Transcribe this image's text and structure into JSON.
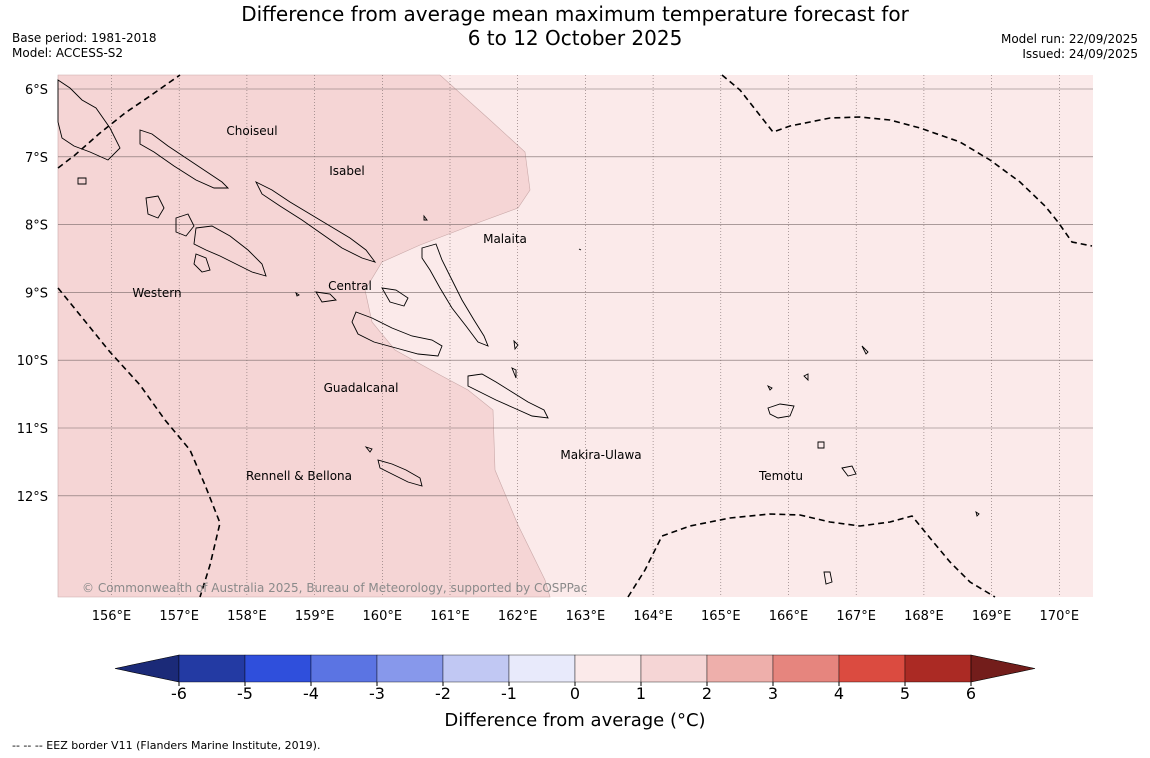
{
  "header": {
    "title_line1": "Difference from average mean maximum temperature forecast for",
    "title_line2": "6 to 12 October 2025",
    "base_period": "Base period: 1981-2018",
    "model": "Model: ACCESS-S2",
    "model_run": "Model run: 22/09/2025",
    "issued": "Issued: 24/09/2025"
  },
  "map": {
    "longitudes": [
      "156°E",
      "157°E",
      "158°E",
      "159°E",
      "160°E",
      "161°E",
      "162°E",
      "163°E",
      "164°E",
      "165°E",
      "166°E",
      "167°E",
      "168°E",
      "169°E",
      "170°E"
    ],
    "latitudes": [
      "6°S",
      "7°S",
      "8°S",
      "9°S",
      "10°S",
      "11°S",
      "12°S"
    ],
    "provinces": [
      "Choiseul",
      "Isabel",
      "Malaita",
      "Western",
      "Central",
      "Guadalcanal",
      "Makira-Ulawa",
      "Rennell & Bellona",
      "Temotu"
    ],
    "copyright": "© Commonwealth of Australia 2025, Bureau of Meteorology, supported by COSPPac",
    "fill_colors": {
      "one_to_two": "#f5d5d5",
      "zero_to_one": "#fbeaea"
    }
  },
  "colorbar": {
    "label": "Difference from average (°C)",
    "ticks": [
      "-6",
      "-5",
      "-4",
      "-3",
      "-2",
      "-1",
      "0",
      "1",
      "2",
      "3",
      "4",
      "5",
      "6"
    ],
    "colors": [
      "#233aa3",
      "#2f4fdc",
      "#5b74e3",
      "#8798eb",
      "#c1c8f3",
      "#e8eafb",
      "#fbeaea",
      "#f5d5d5",
      "#eeafab",
      "#e6857e",
      "#db4b40",
      "#ab2a24"
    ],
    "under_color": "#1b2a78",
    "over_color": "#731d1b"
  },
  "footer": {
    "legend": "--  --  -- EEZ border V11 (Flanders Marine Institute, 2019)."
  }
}
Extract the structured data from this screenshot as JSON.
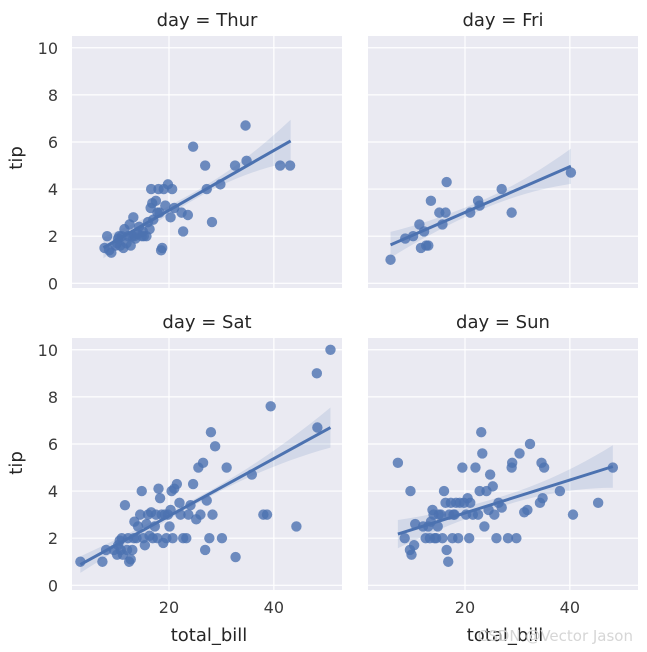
┄┄┄┄┄┄┄┄┄┄┄┄┄┄┄┄┄┄┄┄
(What the task requires) Check every line in the material above for the string "average", then give only the number of lines that have it.

(Full response) 2